Required work: Go through the material below and copy each line where the word "二里岗东站" appears.

Stored records:
>> Start
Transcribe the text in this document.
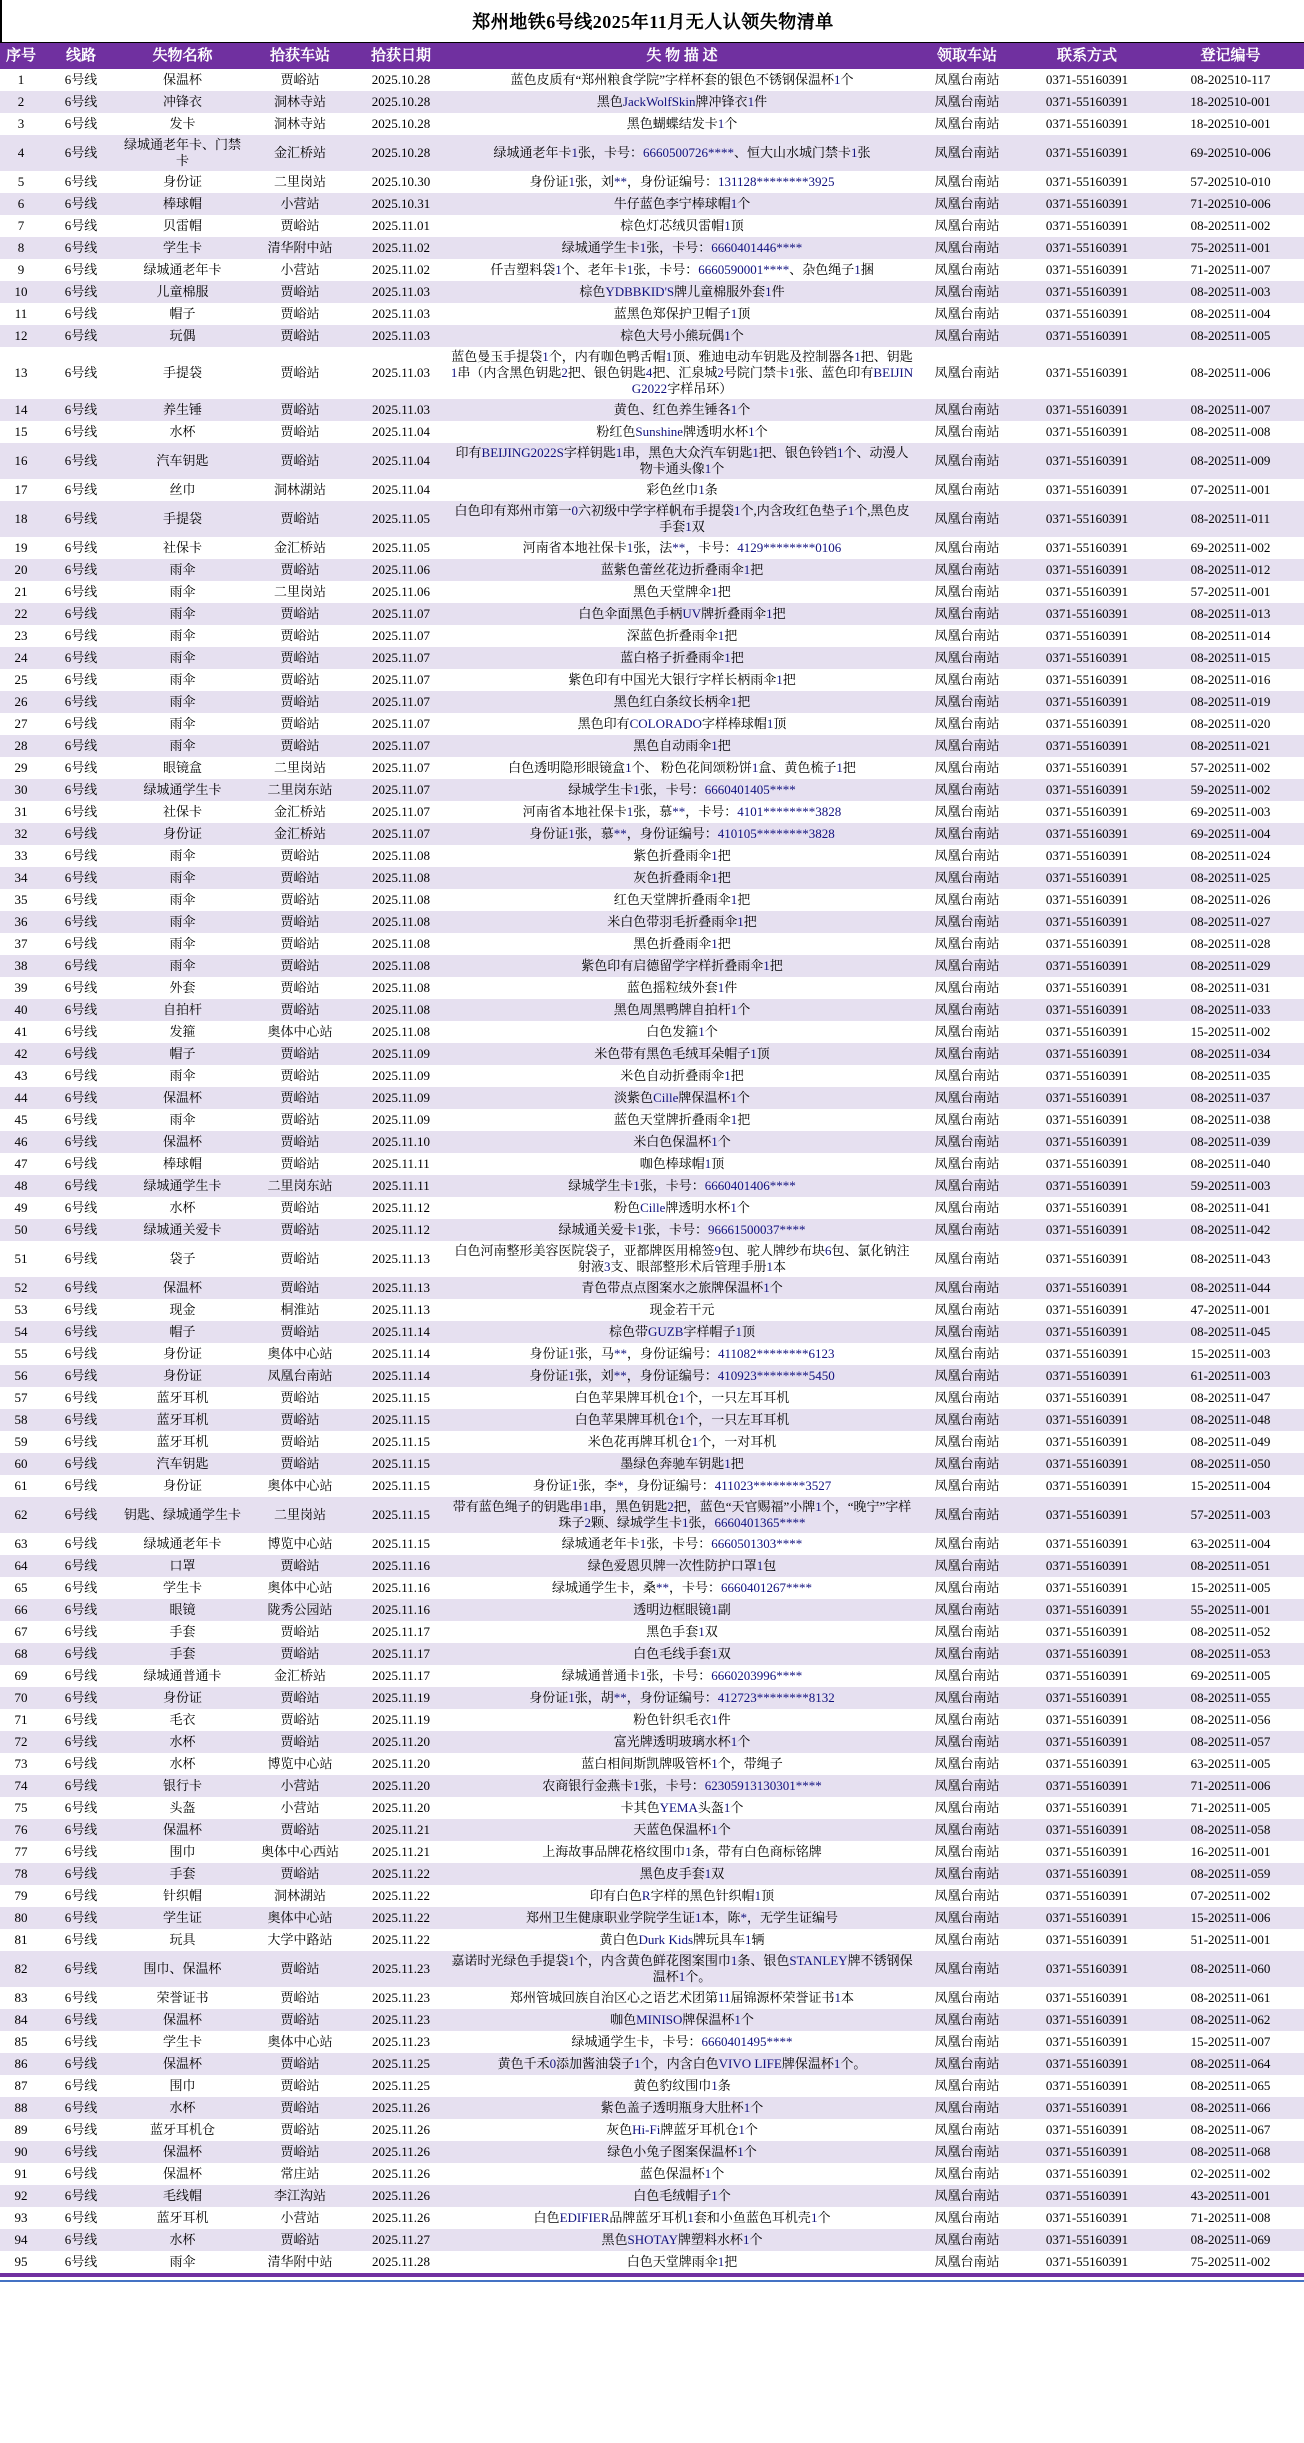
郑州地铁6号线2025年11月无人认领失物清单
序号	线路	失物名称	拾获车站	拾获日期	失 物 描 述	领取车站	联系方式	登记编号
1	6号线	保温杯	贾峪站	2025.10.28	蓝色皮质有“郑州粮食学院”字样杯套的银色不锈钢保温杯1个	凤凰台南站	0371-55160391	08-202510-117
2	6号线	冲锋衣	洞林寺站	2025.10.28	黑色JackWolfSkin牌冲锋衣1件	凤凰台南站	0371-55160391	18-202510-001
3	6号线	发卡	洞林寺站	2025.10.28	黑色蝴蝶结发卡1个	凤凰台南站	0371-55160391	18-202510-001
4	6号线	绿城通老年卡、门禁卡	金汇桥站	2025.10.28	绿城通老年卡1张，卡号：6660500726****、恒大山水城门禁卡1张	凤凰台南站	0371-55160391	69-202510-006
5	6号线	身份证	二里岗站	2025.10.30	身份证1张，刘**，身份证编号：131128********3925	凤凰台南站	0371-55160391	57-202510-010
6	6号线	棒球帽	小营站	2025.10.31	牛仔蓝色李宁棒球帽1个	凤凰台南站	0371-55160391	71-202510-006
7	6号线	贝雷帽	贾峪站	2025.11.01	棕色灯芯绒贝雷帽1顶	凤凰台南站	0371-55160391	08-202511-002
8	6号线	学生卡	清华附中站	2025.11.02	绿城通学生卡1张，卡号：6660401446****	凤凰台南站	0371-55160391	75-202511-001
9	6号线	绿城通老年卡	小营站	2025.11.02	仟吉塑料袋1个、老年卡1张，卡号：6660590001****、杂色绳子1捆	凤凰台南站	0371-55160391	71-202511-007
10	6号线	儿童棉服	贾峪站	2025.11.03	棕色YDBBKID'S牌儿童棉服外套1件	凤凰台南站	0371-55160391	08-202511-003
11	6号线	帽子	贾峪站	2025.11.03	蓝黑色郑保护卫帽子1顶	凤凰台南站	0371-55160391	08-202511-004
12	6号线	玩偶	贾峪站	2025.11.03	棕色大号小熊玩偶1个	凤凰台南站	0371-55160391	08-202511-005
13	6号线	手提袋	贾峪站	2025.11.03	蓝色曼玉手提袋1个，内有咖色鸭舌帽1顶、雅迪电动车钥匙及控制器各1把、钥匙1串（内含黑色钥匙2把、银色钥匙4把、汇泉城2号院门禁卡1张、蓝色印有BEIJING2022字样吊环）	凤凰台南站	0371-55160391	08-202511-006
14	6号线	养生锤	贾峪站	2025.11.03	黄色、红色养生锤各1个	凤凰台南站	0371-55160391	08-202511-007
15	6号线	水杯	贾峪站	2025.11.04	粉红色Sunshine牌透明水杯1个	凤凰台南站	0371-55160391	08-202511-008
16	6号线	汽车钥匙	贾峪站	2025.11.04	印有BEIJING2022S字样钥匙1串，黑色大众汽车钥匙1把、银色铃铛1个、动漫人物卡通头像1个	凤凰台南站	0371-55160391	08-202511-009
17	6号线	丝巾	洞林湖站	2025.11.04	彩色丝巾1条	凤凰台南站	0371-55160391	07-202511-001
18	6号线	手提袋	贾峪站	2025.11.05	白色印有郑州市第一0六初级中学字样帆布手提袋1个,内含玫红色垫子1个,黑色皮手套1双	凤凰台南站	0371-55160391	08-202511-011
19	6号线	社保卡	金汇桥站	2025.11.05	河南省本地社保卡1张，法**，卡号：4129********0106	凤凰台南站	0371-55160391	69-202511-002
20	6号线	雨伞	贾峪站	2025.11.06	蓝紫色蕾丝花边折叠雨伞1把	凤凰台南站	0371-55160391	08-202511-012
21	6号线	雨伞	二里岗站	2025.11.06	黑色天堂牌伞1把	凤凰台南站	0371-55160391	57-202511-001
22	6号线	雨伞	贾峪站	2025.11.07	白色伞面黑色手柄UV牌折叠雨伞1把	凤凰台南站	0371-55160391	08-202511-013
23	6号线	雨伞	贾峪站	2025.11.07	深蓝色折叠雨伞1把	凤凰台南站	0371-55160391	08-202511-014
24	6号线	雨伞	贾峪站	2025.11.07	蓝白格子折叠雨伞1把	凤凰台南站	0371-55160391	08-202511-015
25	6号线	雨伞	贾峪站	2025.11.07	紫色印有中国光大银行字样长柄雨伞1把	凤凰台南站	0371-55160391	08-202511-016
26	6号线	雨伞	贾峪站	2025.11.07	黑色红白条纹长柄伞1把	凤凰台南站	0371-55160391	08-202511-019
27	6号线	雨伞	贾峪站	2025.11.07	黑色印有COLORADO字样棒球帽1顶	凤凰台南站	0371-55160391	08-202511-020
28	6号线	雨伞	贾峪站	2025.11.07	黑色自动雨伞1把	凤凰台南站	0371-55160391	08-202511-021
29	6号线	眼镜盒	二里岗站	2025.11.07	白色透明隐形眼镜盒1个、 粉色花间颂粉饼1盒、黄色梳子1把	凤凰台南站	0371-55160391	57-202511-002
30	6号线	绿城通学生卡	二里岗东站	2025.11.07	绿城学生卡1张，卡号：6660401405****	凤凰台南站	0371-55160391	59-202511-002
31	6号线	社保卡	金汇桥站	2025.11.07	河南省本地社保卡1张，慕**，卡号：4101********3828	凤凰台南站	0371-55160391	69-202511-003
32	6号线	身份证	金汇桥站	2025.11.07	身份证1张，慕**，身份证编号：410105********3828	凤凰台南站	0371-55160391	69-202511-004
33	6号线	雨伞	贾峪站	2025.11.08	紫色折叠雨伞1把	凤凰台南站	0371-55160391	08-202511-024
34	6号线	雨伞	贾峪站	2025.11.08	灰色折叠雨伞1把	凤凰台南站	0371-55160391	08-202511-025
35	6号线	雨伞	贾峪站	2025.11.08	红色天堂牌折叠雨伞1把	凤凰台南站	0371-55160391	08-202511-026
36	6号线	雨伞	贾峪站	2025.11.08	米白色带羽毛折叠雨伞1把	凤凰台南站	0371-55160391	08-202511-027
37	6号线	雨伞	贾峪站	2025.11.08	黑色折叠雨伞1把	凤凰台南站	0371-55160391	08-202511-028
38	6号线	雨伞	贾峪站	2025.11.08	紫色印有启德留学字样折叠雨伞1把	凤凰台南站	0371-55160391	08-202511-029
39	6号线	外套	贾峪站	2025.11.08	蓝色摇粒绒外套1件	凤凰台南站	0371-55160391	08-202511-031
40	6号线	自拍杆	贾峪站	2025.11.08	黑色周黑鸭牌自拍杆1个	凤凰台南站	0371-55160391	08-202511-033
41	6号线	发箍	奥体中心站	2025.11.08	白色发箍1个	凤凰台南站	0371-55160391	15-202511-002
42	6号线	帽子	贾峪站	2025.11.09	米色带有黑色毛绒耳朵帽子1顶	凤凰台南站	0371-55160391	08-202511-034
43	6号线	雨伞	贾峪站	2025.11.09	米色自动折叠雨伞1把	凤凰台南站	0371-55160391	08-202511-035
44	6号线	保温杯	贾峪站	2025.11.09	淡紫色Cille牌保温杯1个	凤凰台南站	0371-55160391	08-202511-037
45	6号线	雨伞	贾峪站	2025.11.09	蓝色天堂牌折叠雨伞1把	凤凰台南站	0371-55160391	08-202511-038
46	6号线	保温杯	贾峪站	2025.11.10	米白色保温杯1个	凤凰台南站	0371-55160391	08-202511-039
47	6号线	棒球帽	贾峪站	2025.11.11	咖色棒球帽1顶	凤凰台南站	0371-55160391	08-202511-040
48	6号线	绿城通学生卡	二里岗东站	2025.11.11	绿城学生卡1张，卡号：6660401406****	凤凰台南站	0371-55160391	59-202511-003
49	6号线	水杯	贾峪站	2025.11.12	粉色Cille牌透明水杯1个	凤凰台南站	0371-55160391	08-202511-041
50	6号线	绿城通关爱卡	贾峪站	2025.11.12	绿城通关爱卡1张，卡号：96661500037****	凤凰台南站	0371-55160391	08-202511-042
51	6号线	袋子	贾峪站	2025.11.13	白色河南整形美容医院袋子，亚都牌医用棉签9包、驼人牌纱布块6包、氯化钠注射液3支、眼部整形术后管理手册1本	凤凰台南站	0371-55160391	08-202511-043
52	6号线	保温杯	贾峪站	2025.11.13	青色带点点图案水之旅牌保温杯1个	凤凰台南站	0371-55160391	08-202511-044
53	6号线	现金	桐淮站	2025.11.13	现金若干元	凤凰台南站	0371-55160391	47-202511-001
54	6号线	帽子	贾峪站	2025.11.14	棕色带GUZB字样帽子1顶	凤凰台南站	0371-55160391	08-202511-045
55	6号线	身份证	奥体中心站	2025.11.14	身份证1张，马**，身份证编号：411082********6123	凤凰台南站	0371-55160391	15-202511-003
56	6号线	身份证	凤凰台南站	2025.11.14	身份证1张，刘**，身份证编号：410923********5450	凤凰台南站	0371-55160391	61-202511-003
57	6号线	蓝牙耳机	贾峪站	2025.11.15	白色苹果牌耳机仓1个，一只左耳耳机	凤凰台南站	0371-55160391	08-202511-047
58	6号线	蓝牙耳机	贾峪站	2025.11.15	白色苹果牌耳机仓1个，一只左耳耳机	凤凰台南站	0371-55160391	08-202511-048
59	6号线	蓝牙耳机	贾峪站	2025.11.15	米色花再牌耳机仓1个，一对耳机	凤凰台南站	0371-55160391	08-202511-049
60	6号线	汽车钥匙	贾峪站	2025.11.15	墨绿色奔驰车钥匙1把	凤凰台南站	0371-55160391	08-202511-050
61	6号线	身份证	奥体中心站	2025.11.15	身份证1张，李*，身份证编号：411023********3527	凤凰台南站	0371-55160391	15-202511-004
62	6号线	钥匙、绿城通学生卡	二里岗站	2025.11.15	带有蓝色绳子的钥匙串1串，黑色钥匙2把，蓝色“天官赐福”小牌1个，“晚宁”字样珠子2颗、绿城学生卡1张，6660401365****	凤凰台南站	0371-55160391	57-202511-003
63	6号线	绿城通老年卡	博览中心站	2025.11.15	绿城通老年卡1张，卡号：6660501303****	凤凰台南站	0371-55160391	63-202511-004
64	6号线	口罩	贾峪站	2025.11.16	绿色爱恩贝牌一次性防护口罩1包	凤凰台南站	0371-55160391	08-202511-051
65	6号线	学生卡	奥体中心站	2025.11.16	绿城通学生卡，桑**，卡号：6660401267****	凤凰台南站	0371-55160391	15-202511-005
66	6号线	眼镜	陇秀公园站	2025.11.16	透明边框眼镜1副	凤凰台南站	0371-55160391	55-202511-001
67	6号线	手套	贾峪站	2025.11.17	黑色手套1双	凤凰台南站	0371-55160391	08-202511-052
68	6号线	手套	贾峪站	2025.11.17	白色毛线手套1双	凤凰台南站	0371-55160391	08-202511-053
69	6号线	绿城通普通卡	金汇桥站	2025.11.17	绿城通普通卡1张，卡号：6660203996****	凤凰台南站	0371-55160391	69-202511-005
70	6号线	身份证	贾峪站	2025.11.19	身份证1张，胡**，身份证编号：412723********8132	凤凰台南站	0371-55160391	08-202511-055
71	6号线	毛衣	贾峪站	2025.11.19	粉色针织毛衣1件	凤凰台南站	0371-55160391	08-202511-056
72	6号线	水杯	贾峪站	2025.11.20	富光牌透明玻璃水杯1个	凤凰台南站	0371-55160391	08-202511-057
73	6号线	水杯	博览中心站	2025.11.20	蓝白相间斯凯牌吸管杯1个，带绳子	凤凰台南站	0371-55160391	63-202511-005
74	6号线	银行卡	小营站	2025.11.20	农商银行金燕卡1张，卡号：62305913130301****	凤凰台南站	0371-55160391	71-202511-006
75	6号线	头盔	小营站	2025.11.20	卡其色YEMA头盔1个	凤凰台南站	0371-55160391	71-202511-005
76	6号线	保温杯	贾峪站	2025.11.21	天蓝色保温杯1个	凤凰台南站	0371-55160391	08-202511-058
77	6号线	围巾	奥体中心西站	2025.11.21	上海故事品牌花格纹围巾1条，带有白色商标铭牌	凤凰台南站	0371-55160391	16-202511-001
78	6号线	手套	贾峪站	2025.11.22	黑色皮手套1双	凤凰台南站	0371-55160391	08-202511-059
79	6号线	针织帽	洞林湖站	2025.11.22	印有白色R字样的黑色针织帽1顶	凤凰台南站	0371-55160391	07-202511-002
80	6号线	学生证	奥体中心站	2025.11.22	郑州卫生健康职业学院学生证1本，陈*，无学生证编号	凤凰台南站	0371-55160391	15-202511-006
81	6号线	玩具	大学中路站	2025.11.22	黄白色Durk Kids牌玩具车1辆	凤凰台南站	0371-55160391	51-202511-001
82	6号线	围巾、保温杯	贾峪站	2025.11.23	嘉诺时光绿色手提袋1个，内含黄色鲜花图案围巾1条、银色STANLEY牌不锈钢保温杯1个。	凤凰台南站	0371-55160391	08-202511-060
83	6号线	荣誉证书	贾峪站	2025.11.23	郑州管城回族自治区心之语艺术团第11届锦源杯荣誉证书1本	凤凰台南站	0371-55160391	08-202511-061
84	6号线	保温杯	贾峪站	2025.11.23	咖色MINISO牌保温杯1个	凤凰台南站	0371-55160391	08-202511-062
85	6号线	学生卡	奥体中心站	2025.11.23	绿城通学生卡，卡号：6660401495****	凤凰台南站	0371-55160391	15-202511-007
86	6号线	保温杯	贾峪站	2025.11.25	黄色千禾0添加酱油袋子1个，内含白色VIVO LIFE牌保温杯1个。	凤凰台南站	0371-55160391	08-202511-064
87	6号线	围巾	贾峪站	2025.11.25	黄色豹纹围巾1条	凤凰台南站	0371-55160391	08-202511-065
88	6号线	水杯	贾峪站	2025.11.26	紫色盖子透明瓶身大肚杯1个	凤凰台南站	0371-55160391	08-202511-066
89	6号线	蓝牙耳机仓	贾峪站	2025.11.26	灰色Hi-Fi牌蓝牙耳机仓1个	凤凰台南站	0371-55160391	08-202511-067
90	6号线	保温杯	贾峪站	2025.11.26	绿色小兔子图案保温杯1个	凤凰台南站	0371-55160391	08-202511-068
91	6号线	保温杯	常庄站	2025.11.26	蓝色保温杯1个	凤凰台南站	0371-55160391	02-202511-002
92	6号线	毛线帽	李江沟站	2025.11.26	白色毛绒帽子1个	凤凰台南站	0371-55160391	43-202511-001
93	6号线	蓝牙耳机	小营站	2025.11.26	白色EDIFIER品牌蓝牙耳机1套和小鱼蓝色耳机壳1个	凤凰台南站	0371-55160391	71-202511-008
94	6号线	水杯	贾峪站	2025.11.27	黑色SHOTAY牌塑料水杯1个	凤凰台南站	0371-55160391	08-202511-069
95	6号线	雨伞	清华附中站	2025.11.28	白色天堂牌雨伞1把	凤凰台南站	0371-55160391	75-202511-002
>> End
>> Start
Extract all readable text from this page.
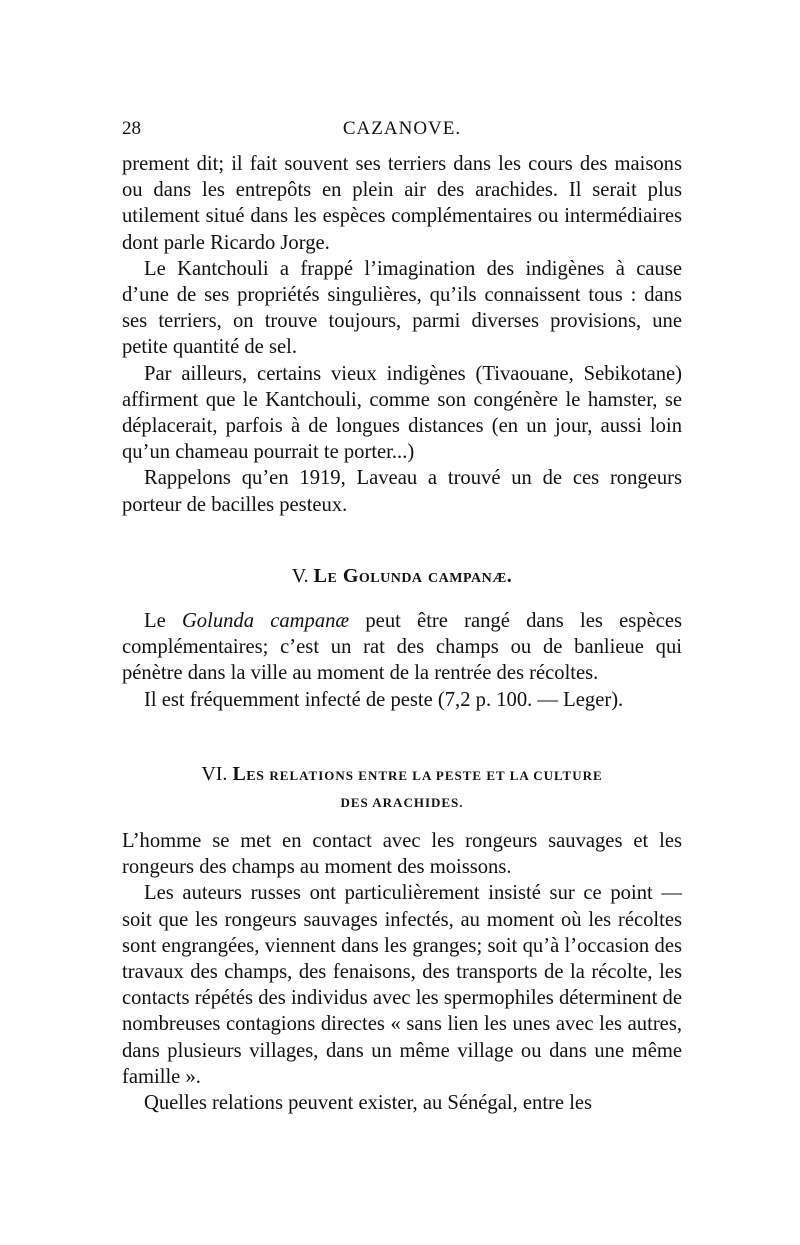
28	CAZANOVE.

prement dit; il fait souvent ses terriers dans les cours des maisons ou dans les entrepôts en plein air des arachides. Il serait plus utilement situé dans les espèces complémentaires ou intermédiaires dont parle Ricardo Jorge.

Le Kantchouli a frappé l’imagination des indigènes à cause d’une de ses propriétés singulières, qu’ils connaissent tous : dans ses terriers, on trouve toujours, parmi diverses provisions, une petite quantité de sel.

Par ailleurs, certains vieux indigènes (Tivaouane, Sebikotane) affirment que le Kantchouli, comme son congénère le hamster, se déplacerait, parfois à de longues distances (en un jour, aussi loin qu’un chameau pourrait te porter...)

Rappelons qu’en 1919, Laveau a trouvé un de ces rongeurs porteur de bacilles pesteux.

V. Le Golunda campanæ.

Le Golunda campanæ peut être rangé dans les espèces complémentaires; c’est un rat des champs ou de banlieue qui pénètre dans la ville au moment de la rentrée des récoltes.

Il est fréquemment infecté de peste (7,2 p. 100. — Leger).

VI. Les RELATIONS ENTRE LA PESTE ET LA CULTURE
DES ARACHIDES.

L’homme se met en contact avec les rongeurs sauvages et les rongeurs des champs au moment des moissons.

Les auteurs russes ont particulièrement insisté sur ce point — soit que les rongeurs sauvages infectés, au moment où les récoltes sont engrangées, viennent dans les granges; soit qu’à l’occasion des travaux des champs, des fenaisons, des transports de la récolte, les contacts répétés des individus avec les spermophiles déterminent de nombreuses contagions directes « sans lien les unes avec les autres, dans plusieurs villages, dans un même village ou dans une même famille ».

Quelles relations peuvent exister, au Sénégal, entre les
>> End
Response for this exercise:
30	6号线	绿城通学生卡	二里岗东站	2025.11.07	绿城学生卡1张，卡号：6660401405****	凤凰台南站	0371-55160391	59-202511-002
48	6号线	绿城通学生卡	二里岗东站	2025.11.11	绿城学生卡1张，卡号：6660401406****	凤凰台南站	0371-55160391	59-202511-003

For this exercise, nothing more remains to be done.